Job – Write out every line of the material as it stands, apart from the pictures.

Raw records
--- start ---

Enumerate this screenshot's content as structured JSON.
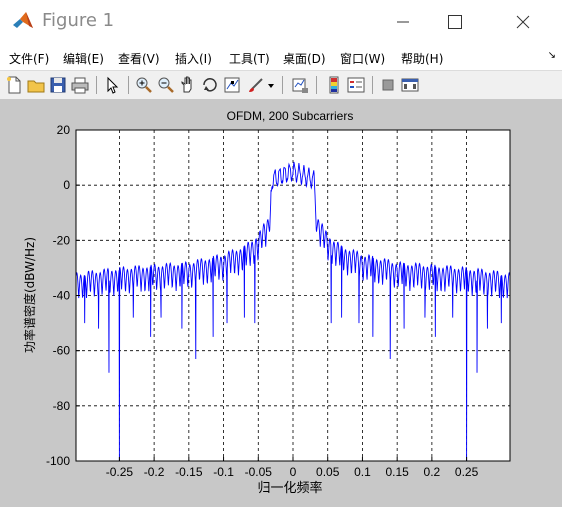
{
  "window": {
    "title": "Figure 1"
  },
  "menu": {
    "items": [
      "文件(F)",
      "编辑(E)",
      "查看(V)",
      "插入(I)",
      "工具(T)",
      "桌面(D)",
      "窗口(W)",
      "帮助(H)"
    ]
  },
  "toolbar": {
    "icons": [
      "new-figure-icon",
      "open-file-icon",
      "save-icon",
      "print-icon",
      "pointer-icon",
      "zoom-in-icon",
      "zoom-out-icon",
      "pan-icon",
      "rotate-3d-icon",
      "data-cursor-icon",
      "brush-icon",
      "link-plot-icon",
      "colorbar-icon",
      "legend-icon",
      "hide-plot-tools-icon",
      "show-plot-tools-icon"
    ]
  },
  "colors": {
    "figure_bg": "#c8c8c8",
    "axes_bg": "#ffffff",
    "line": "#0000ff"
  },
  "chart_data": {
    "type": "line",
    "title": "OFDM, 200 Subcarriers",
    "xlabel": "归一化频率",
    "ylabel": "功率谱密度(dBW/Hz)",
    "xlim": [
      -0.3125,
      0.3125
    ],
    "ylim": [
      -100,
      20
    ],
    "xticks": [
      -0.25,
      -0.2,
      -0.15,
      -0.1,
      -0.05,
      0,
      0.05,
      0.1,
      0.15,
      0.2,
      0.25
    ],
    "xtick_labels": [
      "-0.25",
      "-0.2",
      "-0.15",
      "-0.1",
      "-0.05",
      "0",
      "0.05",
      "0.1",
      "0.15",
      "0.2",
      "0.25"
    ],
    "yticks": [
      -100,
      -80,
      -60,
      -40,
      -20,
      0,
      20
    ],
    "ytick_labels": [
      "-100",
      "-80",
      "-60",
      "-40",
      "-20",
      "0",
      "20"
    ],
    "grid": "dashed",
    "series": [
      {
        "color": "#0000ff",
        "envelope": {
          "x": [
            -0.3125,
            -0.25,
            -0.2,
            -0.15,
            -0.1,
            -0.07,
            -0.05,
            -0.035,
            -0.03,
            0,
            0.03,
            0.035,
            0.05,
            0.07,
            0.1,
            0.15,
            0.2,
            0.25,
            0.3125
          ],
          "y": [
            -31,
            -29,
            -28,
            -27,
            -24,
            -21,
            -17,
            -10,
            3,
            6,
            3,
            -10,
            -17,
            -21,
            -24,
            -27,
            -28,
            -29,
            -31
          ]
        },
        "notches": {
          "x": [
            -0.3,
            -0.28,
            -0.265,
            -0.25,
            -0.23,
            -0.205,
            -0.19,
            -0.16,
            -0.14,
            -0.115,
            -0.095,
            -0.07,
            -0.055,
            0.055,
            0.07,
            0.095,
            0.115,
            0.14,
            0.16,
            0.19,
            0.205,
            0.23,
            0.25,
            0.265,
            0.28,
            0.3
          ],
          "y": [
            -50,
            -52,
            -68,
            -100,
            -48,
            -55,
            -48,
            -52,
            -63,
            -55,
            -50,
            -48,
            -50,
            -50,
            -48,
            -50,
            -55,
            -63,
            -52,
            -48,
            -55,
            -48,
            -100,
            -68,
            -52,
            -50
          ]
        }
      }
    ]
  }
}
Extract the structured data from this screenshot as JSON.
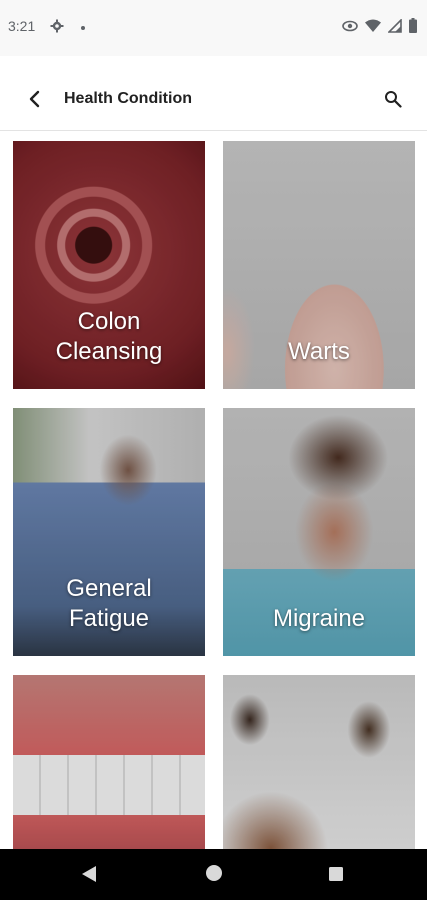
{
  "status_bar": {
    "time": "3:21",
    "left_icons": [
      "gear-icon",
      "dot-icon"
    ],
    "right_icons": [
      "eye-icon",
      "wifi-icon",
      "signal-icon",
      "battery-icon"
    ]
  },
  "app_bar": {
    "title": "Health Condition",
    "back_icon": "arrow-left-icon",
    "search_icon": "search-icon"
  },
  "conditions": [
    {
      "label": "Colon\nCleansing",
      "image": "colon-image"
    },
    {
      "label": "Warts",
      "image": "warts-image"
    },
    {
      "label": "General\nFatigue",
      "image": "fatigue-image"
    },
    {
      "label": "Migraine",
      "image": "migraine-image"
    },
    {
      "label": "",
      "image": "teeth-gum-image"
    },
    {
      "label": "",
      "image": "couple-image"
    }
  ],
  "nav_bar": {
    "icons": [
      "nav-back-icon",
      "nav-home-icon",
      "nav-recent-icon"
    ]
  },
  "colors": {
    "status_bar_bg": "#f8f8f8",
    "app_bar_bg": "#ffffff",
    "title_text": "#212121",
    "nav_bar_bg": "#000000"
  }
}
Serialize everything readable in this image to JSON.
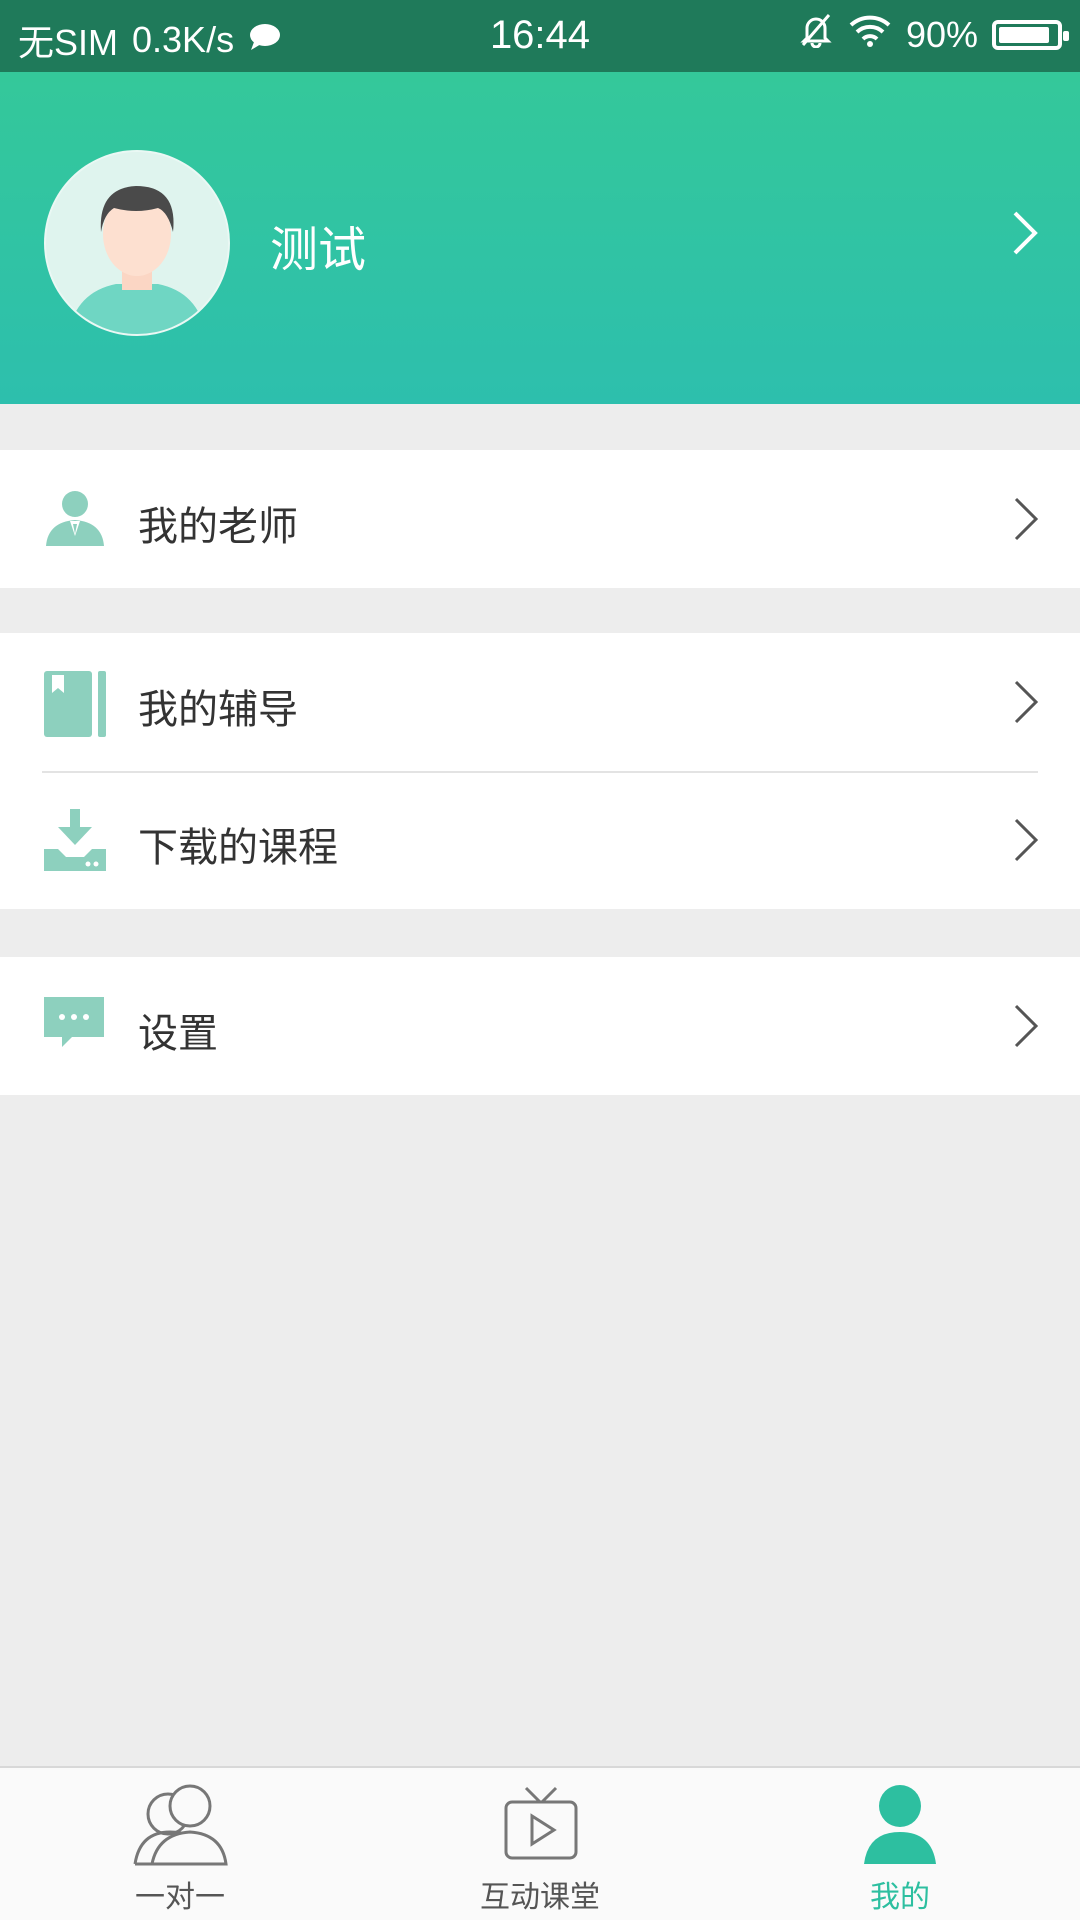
{
  "status_bar": {
    "carrier": "无SIM",
    "speed": "0.3K/s",
    "time": "16:44",
    "battery": "90%",
    "battery_level": 0.9
  },
  "profile": {
    "name": "测试"
  },
  "menu": {
    "groups": [
      {
        "items": [
          {
            "label": "我的老师",
            "icon": "teacher-icon"
          }
        ]
      },
      {
        "items": [
          {
            "label": "我的辅导",
            "icon": "book-icon"
          },
          {
            "label": "下载的课程",
            "icon": "download-icon"
          }
        ]
      },
      {
        "items": [
          {
            "label": "设置",
            "icon": "chat-bubble-icon"
          }
        ]
      }
    ]
  },
  "tabs": [
    {
      "label": "一对一",
      "icon": "two-people-icon",
      "active": false
    },
    {
      "label": "互动课堂",
      "icon": "tv-play-icon",
      "active": false
    },
    {
      "label": "我的",
      "icon": "person-icon",
      "active": true
    }
  ],
  "colors": {
    "brand": "#2dbfa0",
    "status_bar": "#1f7a5a",
    "icon": "#8dd0be",
    "background": "#ededed"
  }
}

--- end ---

Written solution –
Enumerate this screenshot's content as structured JSON.
{
  "window": {
    "title": "Figure 1"
  },
  "menu": {
    "items": [
      "文件(F)",
      "编辑(E)",
      "查看(V)",
      "插入(I)",
      "工具(T)",
      "桌面(D)",
      "窗口(W)",
      "帮助(H)"
    ]
  },
  "toolbar": {
    "icons": [
      "new-figure-icon",
      "open-file-icon",
      "save-icon",
      "print-icon",
      "pointer-icon",
      "zoom-in-icon",
      "zoom-out-icon",
      "pan-icon",
      "rotate-3d-icon",
      "data-cursor-icon",
      "brush-icon",
      "link-plot-icon",
      "colorbar-icon",
      "legend-icon",
      "hide-plot-tools-icon",
      "show-plot-tools-icon"
    ]
  },
  "colors": {
    "figure_bg": "#c8c8c8",
    "axes_bg": "#ffffff",
    "line": "#0000ff"
  },
  "chart_data": {
    "type": "line",
    "title": "OFDM, 200 Subcarriers",
    "xlabel": "归一化频率",
    "ylabel": "功率谱密度(dBW/Hz)",
    "xlim": [
      -0.3125,
      0.3125
    ],
    "ylim": [
      -100,
      20
    ],
    "xticks": [
      -0.25,
      -0.2,
      -0.15,
      -0.1,
      -0.05,
      0,
      0.05,
      0.1,
      0.15,
      0.2,
      0.25
    ],
    "xtick_labels": [
      "-0.25",
      "-0.2",
      "-0.15",
      "-0.1",
      "-0.05",
      "0",
      "0.05",
      "0.1",
      "0.15",
      "0.2",
      "0.25"
    ],
    "yticks": [
      -100,
      -80,
      -60,
      -40,
      -20,
      0,
      20
    ],
    "ytick_labels": [
      "-100",
      "-80",
      "-60",
      "-40",
      "-20",
      "0",
      "20"
    ],
    "grid": "dashed",
    "series": [
      {
        "color": "#0000ff",
        "envelope": {
          "x": [
            -0.3125,
            -0.25,
            -0.2,
            -0.15,
            -0.1,
            -0.07,
            -0.05,
            -0.035,
            -0.03,
            0,
            0.03,
            0.035,
            0.05,
            0.07,
            0.1,
            0.15,
            0.2,
            0.25,
            0.3125
          ],
          "y": [
            -31,
            -29,
            -28,
            -27,
            -24,
            -21,
            -17,
            -10,
            3,
            6,
            3,
            -10,
            -17,
            -21,
            -24,
            -27,
            -28,
            -29,
            -31
          ]
        },
        "notches": {
          "x": [
            -0.3,
            -0.28,
            -0.265,
            -0.25,
            -0.23,
            -0.205,
            -0.19,
            -0.16,
            -0.14,
            -0.115,
            -0.095,
            -0.07,
            -0.055,
            0.055,
            0.07,
            0.095,
            0.115,
            0.14,
            0.16,
            0.19,
            0.205,
            0.23,
            0.25,
            0.265,
            0.28,
            0.3
          ],
          "y": [
            -50,
            -52,
            -68,
            -100,
            -48,
            -55,
            -48,
            -52,
            -63,
            -55,
            -50,
            -48,
            -50,
            -50,
            -48,
            -50,
            -55,
            -63,
            -52,
            -48,
            -55,
            -48,
            -100,
            -68,
            -52,
            -50
          ]
        }
      }
    ]
  }
}
Extract the structured data from this screenshot as JSON.
{
  "status_bar": {
    "time": "3:21",
    "left_icons": [
      "gear-icon",
      "dot-icon"
    ],
    "right_icons": [
      "eye-icon",
      "wifi-icon",
      "signal-icon",
      "battery-icon"
    ]
  },
  "app_bar": {
    "title": "Health Condition",
    "back_icon": "arrow-left-icon",
    "search_icon": "search-icon"
  },
  "conditions": [
    {
      "label": "Colon\nCleansing",
      "image": "colon-image"
    },
    {
      "label": "Warts",
      "image": "warts-image"
    },
    {
      "label": "General\nFatigue",
      "image": "fatigue-image"
    },
    {
      "label": "Migraine",
      "image": "migraine-image"
    },
    {
      "label": "",
      "image": "teeth-gum-image"
    },
    {
      "label": "",
      "image": "couple-image"
    }
  ],
  "nav_bar": {
    "icons": [
      "nav-back-icon",
      "nav-home-icon",
      "nav-recent-icon"
    ]
  },
  "colors": {
    "status_bar_bg": "#f8f8f8",
    "app_bar_bg": "#ffffff",
    "title_text": "#212121",
    "nav_bar_bg": "#000000"
  }
}
Serialize everything readable in this image to JSON.
{
  "status_bar": {
    "carrier": "无SIM",
    "speed": "0.3K/s",
    "time": "16:44",
    "battery": "90%",
    "battery_level": 0.9
  },
  "profile": {
    "name": "测试"
  },
  "menu": {
    "groups": [
      {
        "items": [
          {
            "label": "我的老师",
            "icon": "teacher-icon"
          }
        ]
      },
      {
        "items": [
          {
            "label": "我的辅导",
            "icon": "book-icon"
          },
          {
            "label": "下载的课程",
            "icon": "download-icon"
          }
        ]
      },
      {
        "items": [
          {
            "label": "设置",
            "icon": "chat-bubble-icon"
          }
        ]
      }
    ]
  },
  "tabs": [
    {
      "label": "一对一",
      "icon": "two-people-icon",
      "active": false
    },
    {
      "label": "互动课堂",
      "icon": "tv-play-icon",
      "active": false
    },
    {
      "label": "我的",
      "icon": "person-icon",
      "active": true
    }
  ],
  "colors": {
    "brand": "#2dbfa0",
    "status_bar": "#1f7a5a",
    "icon": "#8dd0be",
    "background": "#ededed"
  }
}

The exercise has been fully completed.